# Start of Listed entries

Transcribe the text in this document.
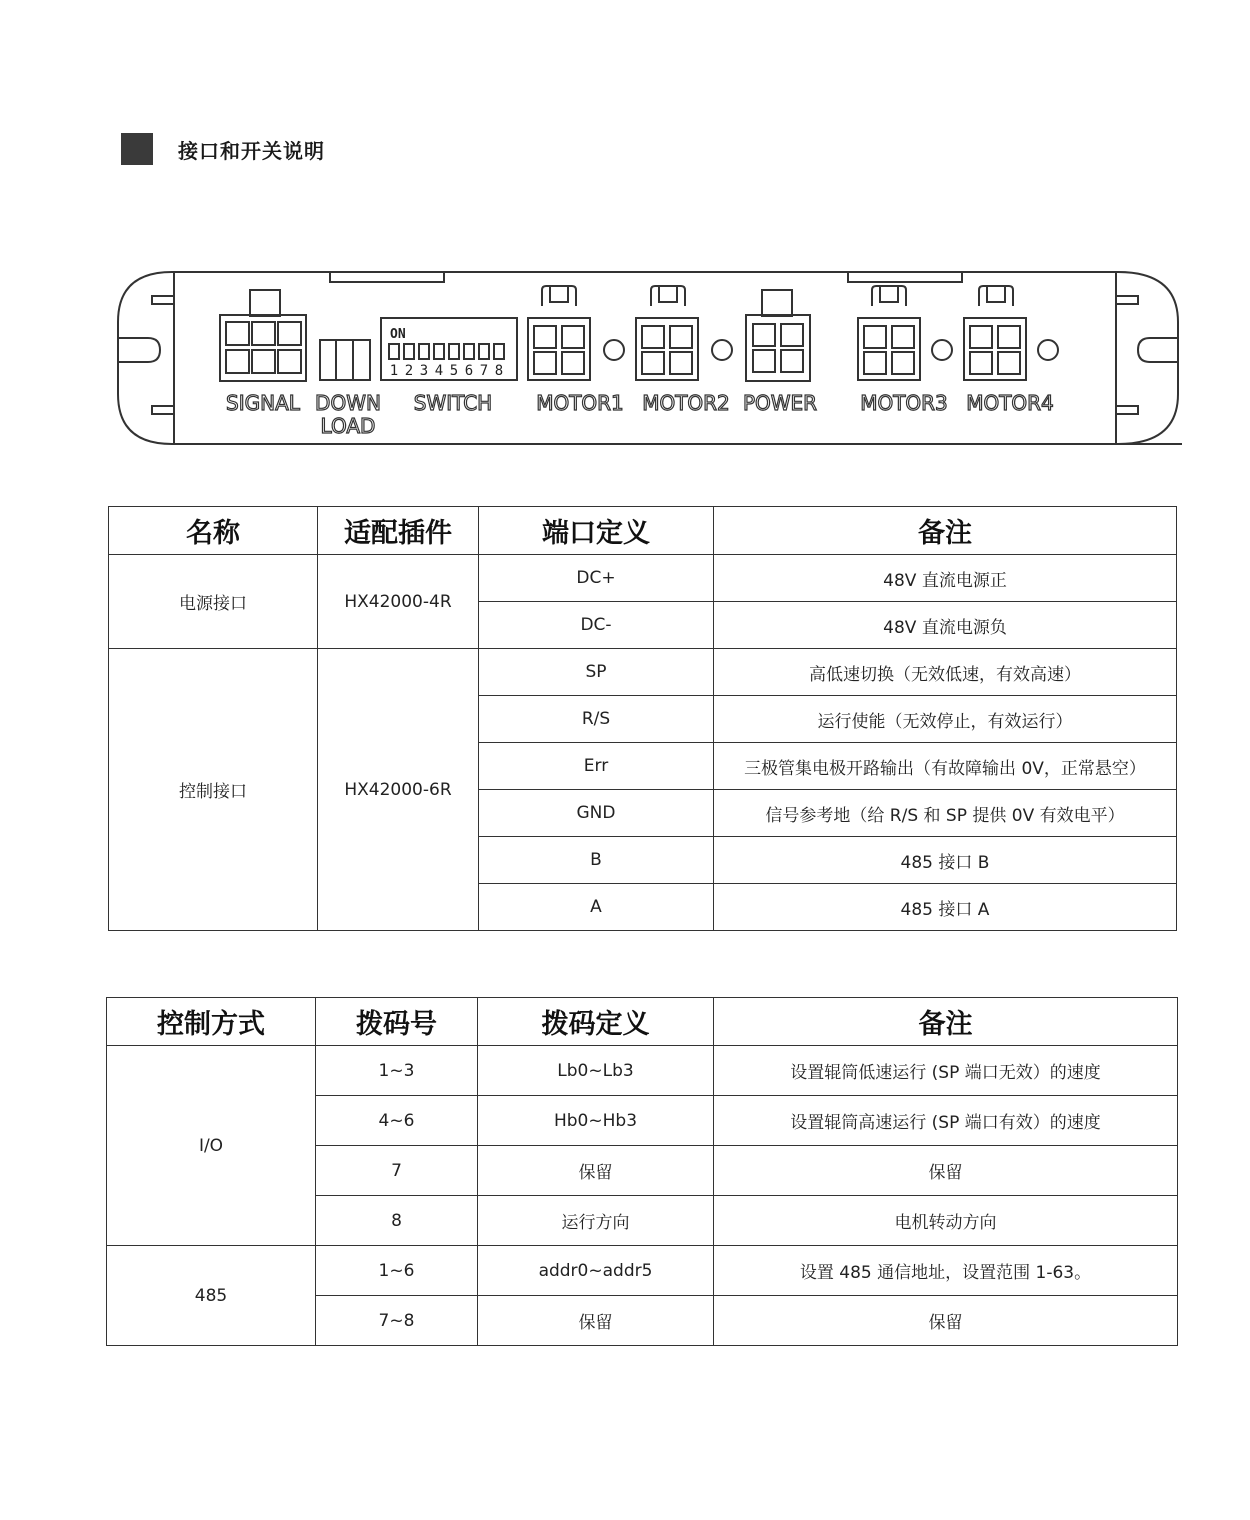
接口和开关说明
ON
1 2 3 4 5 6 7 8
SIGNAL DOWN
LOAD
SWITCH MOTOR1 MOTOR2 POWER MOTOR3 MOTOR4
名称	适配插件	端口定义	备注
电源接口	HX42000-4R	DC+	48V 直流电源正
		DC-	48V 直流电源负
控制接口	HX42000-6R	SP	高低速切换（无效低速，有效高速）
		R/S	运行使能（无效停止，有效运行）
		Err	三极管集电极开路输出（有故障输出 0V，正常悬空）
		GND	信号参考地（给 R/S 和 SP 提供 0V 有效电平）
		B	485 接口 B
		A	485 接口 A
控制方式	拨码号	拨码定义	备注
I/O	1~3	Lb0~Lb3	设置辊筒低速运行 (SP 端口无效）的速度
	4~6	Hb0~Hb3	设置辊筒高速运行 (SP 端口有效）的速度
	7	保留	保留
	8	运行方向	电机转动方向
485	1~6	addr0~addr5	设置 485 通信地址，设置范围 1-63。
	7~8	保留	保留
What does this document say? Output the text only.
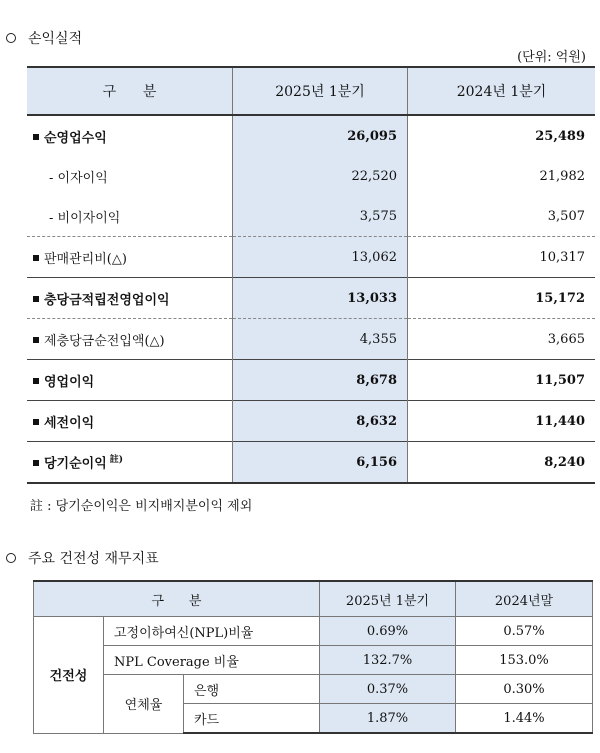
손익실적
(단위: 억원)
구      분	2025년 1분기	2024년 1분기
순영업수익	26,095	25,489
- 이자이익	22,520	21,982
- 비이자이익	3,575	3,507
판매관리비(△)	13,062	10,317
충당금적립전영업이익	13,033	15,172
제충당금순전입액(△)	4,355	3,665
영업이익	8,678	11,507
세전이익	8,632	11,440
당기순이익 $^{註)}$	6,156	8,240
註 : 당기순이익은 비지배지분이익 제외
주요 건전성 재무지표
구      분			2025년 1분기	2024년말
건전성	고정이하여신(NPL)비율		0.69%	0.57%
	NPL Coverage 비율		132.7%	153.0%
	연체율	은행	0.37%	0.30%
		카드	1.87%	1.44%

# End of Listed entries

**Task description**
Leave out all pictures, then copy the remaining material exactly.

**Full response**
Transcribe the text in this document.
接口和开关说明
ON
1 2 3 4 5 6 7 8
SIGNAL DOWN
LOAD
SWITCH MOTOR1 MOTOR2 POWER MOTOR3 MOTOR4
名称	适配插件	端口定义	备注
电源接口	HX42000-4R	DC+	48V 直流电源正
		DC-	48V 直流电源负
控制接口	HX42000-6R	SP	高低速切换（无效低速，有效高速）
		R/S	运行使能（无效停止，有效运行）
		Err	三极管集电极开路输出（有故障输出 0V，正常悬空）
		GND	信号参考地（给 R/S 和 SP 提供 0V 有效电平）
		B	485 接口 B
		A	485 接口 A
控制方式	拨码号	拨码定义	备注
I/O	1~3	Lb0~Lb3	设置辊筒低速运行 (SP 端口无效）的速度
	4~6	Hb0~Hb3	设置辊筒高速运行 (SP 端口有效）的速度
	7	保留	保留
	8	运行方向	电机转动方向
485	1~6	addr0~addr5	设置 485 通信地址，设置范围 1-63。
	7~8	保留	保留
What does this document say? Output the text only.
손익실적
(단위: 억원)
구      분	2025년 1분기	2024년 1분기
순영업수익	26,095	25,489
- 이자이익	22,520	21,982
- 비이자이익	3,575	3,507
판매관리비(△)	13,062	10,317
충당금적립전영업이익	13,033	15,172
제충당금순전입액(△)	4,355	3,665
영업이익	8,678	11,507
세전이익	8,632	11,440
당기순이익 $^{註)}$	6,156	8,240
註 : 당기순이익은 비지배지분이익 제외
주요 건전성 재무지표
구      분			2025년 1분기	2024년말
건전성	고정이하여신(NPL)비율		0.69%	0.57%
	NPL Coverage 비율		132.7%	153.0%
	연체율	은행	0.37%	0.30%
		카드	1.87%	1.44%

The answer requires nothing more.